### WHAT THIS TASK INVOLVES
Output the full listing below exactly, without the pictures.

(Records from a collection of figures)
------

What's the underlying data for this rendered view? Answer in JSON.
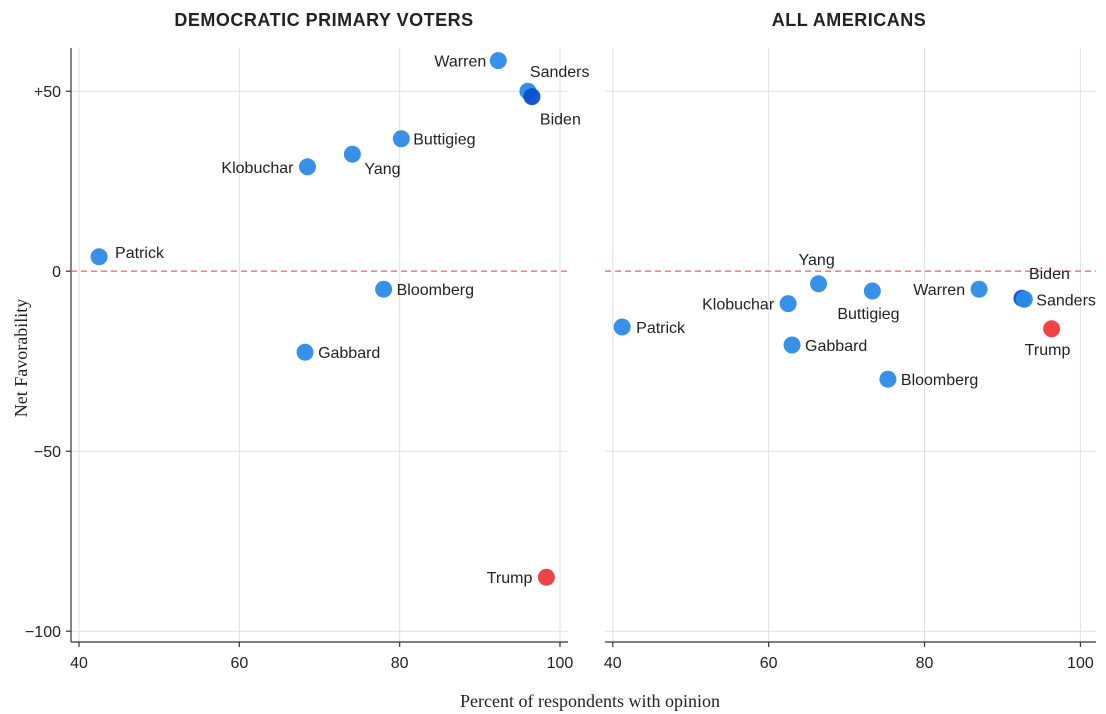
{
  "chart_data": [
    {
      "type": "scatter",
      "title": "DEMOCRATIC PRIMARY VOTERS",
      "xlim": [
        39,
        101
      ],
      "ylim": [
        -103,
        62
      ],
      "xticks": [
        40,
        60,
        80,
        100
      ],
      "yticks": [
        {
          "value": 50,
          "label": "+50"
        },
        {
          "value": 0,
          "label": "0"
        },
        {
          "value": -50,
          "label": "−50"
        },
        {
          "value": -100,
          "label": "−100"
        }
      ],
      "reference_line_y": 0,
      "points": [
        {
          "name": "Warren",
          "x": 92.3,
          "y": 58.5,
          "color": "#2b8be6"
        },
        {
          "name": "Sanders",
          "x": 96.0,
          "y": 50.0,
          "color": "#2b8be6"
        },
        {
          "name": "Biden",
          "x": 96.5,
          "y": 48.5,
          "color": "#0a4fd0"
        },
        {
          "name": "Buttigieg",
          "x": 80.2,
          "y": 36.8,
          "color": "#2b8be6"
        },
        {
          "name": "Yang",
          "x": 74.1,
          "y": 32.5,
          "color": "#2b8be6"
        },
        {
          "name": "Klobuchar",
          "x": 68.5,
          "y": 29.0,
          "color": "#2b8be6"
        },
        {
          "name": "Patrick",
          "x": 42.5,
          "y": 4.0,
          "color": "#2b8be6"
        },
        {
          "name": "Bloomberg",
          "x": 78.0,
          "y": -5.0,
          "color": "#2b8be6"
        },
        {
          "name": "Gabbard",
          "x": 68.2,
          "y": -22.5,
          "color": "#2b8be6"
        },
        {
          "name": "Trump",
          "x": 98.3,
          "y": -85.0,
          "color": "#ee3a3a"
        }
      ]
    },
    {
      "type": "scatter",
      "title": "ALL AMERICANS",
      "xlim": [
        39,
        102
      ],
      "ylim": [
        -103,
        62
      ],
      "xticks": [
        40,
        60,
        80,
        100
      ],
      "yticks": [],
      "reference_line_y": 0,
      "points": [
        {
          "name": "Yang",
          "x": 66.4,
          "y": -3.5,
          "color": "#2b8be6"
        },
        {
          "name": "Biden",
          "x": 92.5,
          "y": -7.5,
          "color": "#0a4fd0"
        },
        {
          "name": "Sanders",
          "x": 92.8,
          "y": -7.8,
          "color": "#2b8be6"
        },
        {
          "name": "Warren",
          "x": 87.0,
          "y": -5.0,
          "color": "#2b8be6"
        },
        {
          "name": "Buttigieg",
          "x": 73.3,
          "y": -5.5,
          "color": "#2b8be6"
        },
        {
          "name": "Klobuchar",
          "x": 62.5,
          "y": -9.0,
          "color": "#2b8be6"
        },
        {
          "name": "Patrick",
          "x": 41.2,
          "y": -15.5,
          "color": "#2b8be6"
        },
        {
          "name": "Trump",
          "x": 96.3,
          "y": -16.0,
          "color": "#ee3a3a"
        },
        {
          "name": "Gabbard",
          "x": 63.0,
          "y": -20.5,
          "color": "#2b8be6"
        },
        {
          "name": "Bloomberg",
          "x": 75.3,
          "y": -30.0,
          "color": "#2b8be6"
        }
      ]
    }
  ],
  "xlabel": "Percent of respondents with opinion",
  "ylabel": "Net Favorability"
}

------

### ANSWER BELOW
What's the underlying data for this rendered view? Answer in JSON.
{
  "chart_data": [
    {
      "type": "scatter",
      "title": "DEMOCRATIC PRIMARY VOTERS",
      "xlim": [
        39,
        101
      ],
      "ylim": [
        -103,
        62
      ],
      "xticks": [
        40,
        60,
        80,
        100
      ],
      "yticks": [
        {
          "value": 50,
          "label": "+50"
        },
        {
          "value": 0,
          "label": "0"
        },
        {
          "value": -50,
          "label": "−50"
        },
        {
          "value": -100,
          "label": "−100"
        }
      ],
      "reference_line_y": 0,
      "points": [
        {
          "name": "Warren",
          "x": 92.3,
          "y": 58.5,
          "color": "#2b8be6"
        },
        {
          "name": "Sanders",
          "x": 96.0,
          "y": 50.0,
          "color": "#2b8be6"
        },
        {
          "name": "Biden",
          "x": 96.5,
          "y": 48.5,
          "color": "#0a4fd0"
        },
        {
          "name": "Buttigieg",
          "x": 80.2,
          "y": 36.8,
          "color": "#2b8be6"
        },
        {
          "name": "Yang",
          "x": 74.1,
          "y": 32.5,
          "color": "#2b8be6"
        },
        {
          "name": "Klobuchar",
          "x": 68.5,
          "y": 29.0,
          "color": "#2b8be6"
        },
        {
          "name": "Patrick",
          "x": 42.5,
          "y": 4.0,
          "color": "#2b8be6"
        },
        {
          "name": "Bloomberg",
          "x": 78.0,
          "y": -5.0,
          "color": "#2b8be6"
        },
        {
          "name": "Gabbard",
          "x": 68.2,
          "y": -22.5,
          "color": "#2b8be6"
        },
        {
          "name": "Trump",
          "x": 98.3,
          "y": -85.0,
          "color": "#ee3a3a"
        }
      ]
    },
    {
      "type": "scatter",
      "title": "ALL AMERICANS",
      "xlim": [
        39,
        102
      ],
      "ylim": [
        -103,
        62
      ],
      "xticks": [
        40,
        60,
        80,
        100
      ],
      "yticks": [],
      "reference_line_y": 0,
      "points": [
        {
          "name": "Yang",
          "x": 66.4,
          "y": -3.5,
          "color": "#2b8be6"
        },
        {
          "name": "Biden",
          "x": 92.5,
          "y": -7.5,
          "color": "#0a4fd0"
        },
        {
          "name": "Sanders",
          "x": 92.8,
          "y": -7.8,
          "color": "#2b8be6"
        },
        {
          "name": "Warren",
          "x": 87.0,
          "y": -5.0,
          "color": "#2b8be6"
        },
        {
          "name": "Buttigieg",
          "x": 73.3,
          "y": -5.5,
          "color": "#2b8be6"
        },
        {
          "name": "Klobuchar",
          "x": 62.5,
          "y": -9.0,
          "color": "#2b8be6"
        },
        {
          "name": "Patrick",
          "x": 41.2,
          "y": -15.5,
          "color": "#2b8be6"
        },
        {
          "name": "Trump",
          "x": 96.3,
          "y": -16.0,
          "color": "#ee3a3a"
        },
        {
          "name": "Gabbard",
          "x": 63.0,
          "y": -20.5,
          "color": "#2b8be6"
        },
        {
          "name": "Bloomberg",
          "x": 75.3,
          "y": -30.0,
          "color": "#2b8be6"
        }
      ]
    }
  ],
  "xlabel": "Percent of respondents with opinion",
  "ylabel": "Net Favorability"
}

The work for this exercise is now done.